──────── Data in this exercise

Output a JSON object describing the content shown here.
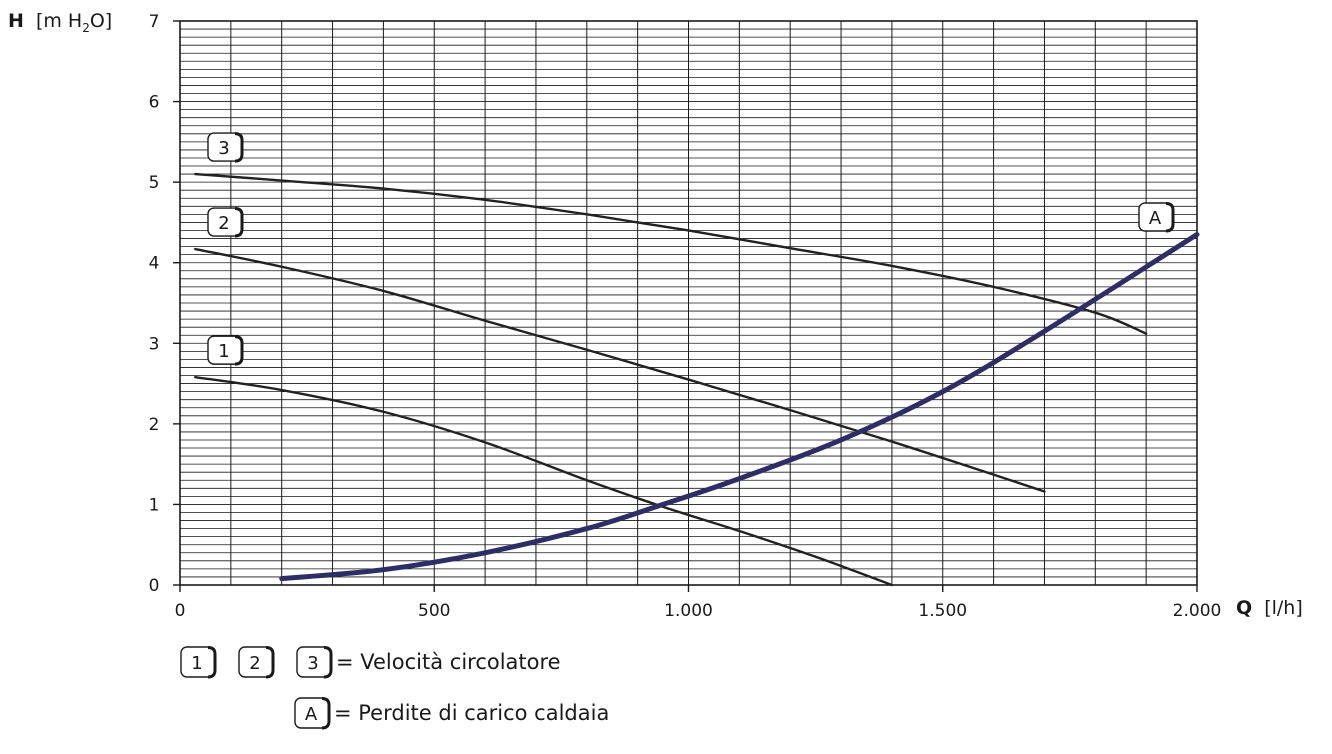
{
  "chart_data": {
    "type": "line",
    "ylabel": {
      "bold": "H",
      "pre": "[m H",
      "sub": "2",
      "post": "O]"
    },
    "xlabel": {
      "bold": "Q",
      "rest": "[l/h]"
    },
    "xlim": [
      0,
      2000
    ],
    "ylim": [
      0,
      7
    ],
    "x_ticks": [
      {
        "value": 0,
        "label": "0"
      },
      {
        "value": 500,
        "label": "500"
      },
      {
        "value": 1000,
        "label": "1.000"
      },
      {
        "value": 1500,
        "label": "1.500"
      },
      {
        "value": 2000,
        "label": "2.000"
      }
    ],
    "y_ticks": [
      {
        "value": 0,
        "label": "0"
      },
      {
        "value": 1,
        "label": "1"
      },
      {
        "value": 2,
        "label": "2"
      },
      {
        "value": 3,
        "label": "3"
      },
      {
        "value": 4,
        "label": "4"
      },
      {
        "value": 5,
        "label": "5"
      },
      {
        "value": 6,
        "label": "6"
      },
      {
        "value": 7,
        "label": "7"
      }
    ],
    "grid": {
      "x_step": 100,
      "y_step": 0.1,
      "y_major": 1
    },
    "series": [
      {
        "name": "1",
        "color": "#222222",
        "x": [
          30,
          200,
          400,
          600,
          800,
          950,
          1100,
          1250,
          1400
        ],
        "y": [
          2.58,
          2.42,
          2.15,
          1.77,
          1.3,
          0.97,
          0.67,
          0.35,
          0.0
        ]
      },
      {
        "name": "2",
        "color": "#222222",
        "x": [
          30,
          200,
          400,
          600,
          800,
          1000,
          1200,
          1400,
          1600,
          1700
        ],
        "y": [
          4.17,
          3.95,
          3.65,
          3.28,
          2.92,
          2.55,
          2.17,
          1.78,
          1.37,
          1.16
        ]
      },
      {
        "name": "3",
        "color": "#222222",
        "x": [
          30,
          200,
          400,
          600,
          800,
          1000,
          1200,
          1400,
          1600,
          1800,
          1900
        ],
        "y": [
          5.1,
          5.02,
          4.92,
          4.78,
          4.6,
          4.4,
          4.18,
          3.96,
          3.7,
          3.38,
          3.12
        ]
      },
      {
        "name": "A",
        "color": "#2e2e66",
        "x": [
          200,
          400,
          600,
          800,
          950,
          1100,
          1300,
          1500,
          1700,
          2000
        ],
        "y": [
          0.08,
          0.19,
          0.4,
          0.7,
          1.0,
          1.32,
          1.8,
          2.4,
          3.15,
          4.35
        ]
      }
    ],
    "legend": [
      {
        "badges": [
          "1",
          "2",
          "3"
        ],
        "text": "= Velocità circolatore"
      },
      {
        "badges": [
          "A"
        ],
        "text": "= Perdite di carico caldaia"
      }
    ]
  }
}
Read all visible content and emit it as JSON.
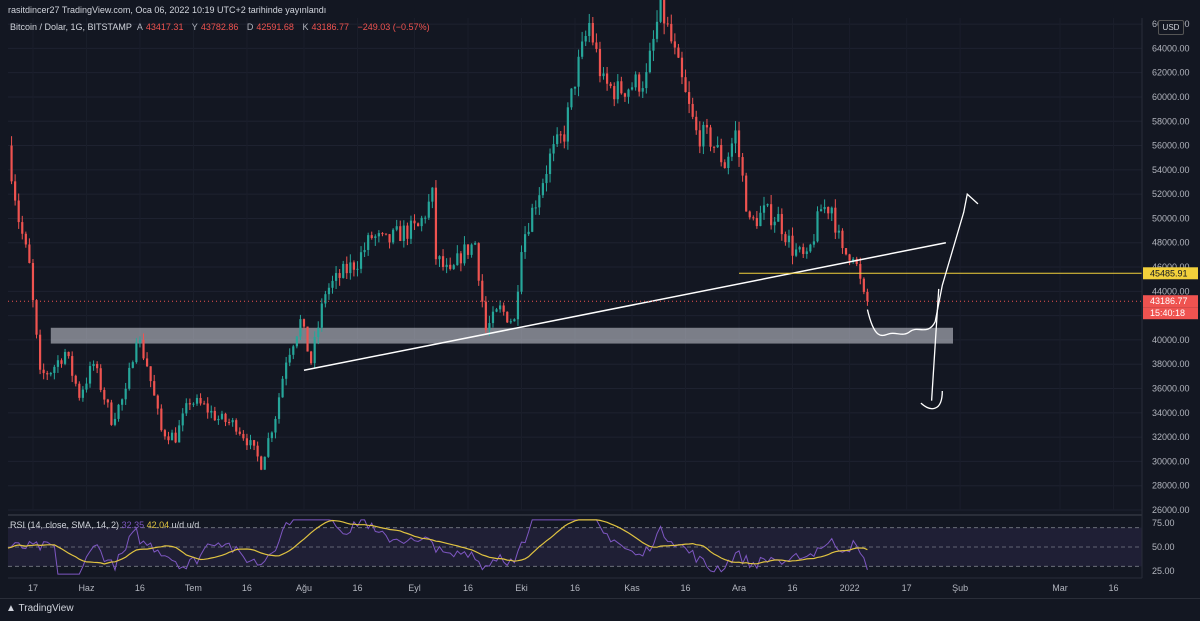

────────────────

__Job__.
Every line above that contains the word "text" should be reported.

__Answer to the exercise__.
        "text": "= Velocità circolatore"
        "text": "= Perdite di carico caldaia"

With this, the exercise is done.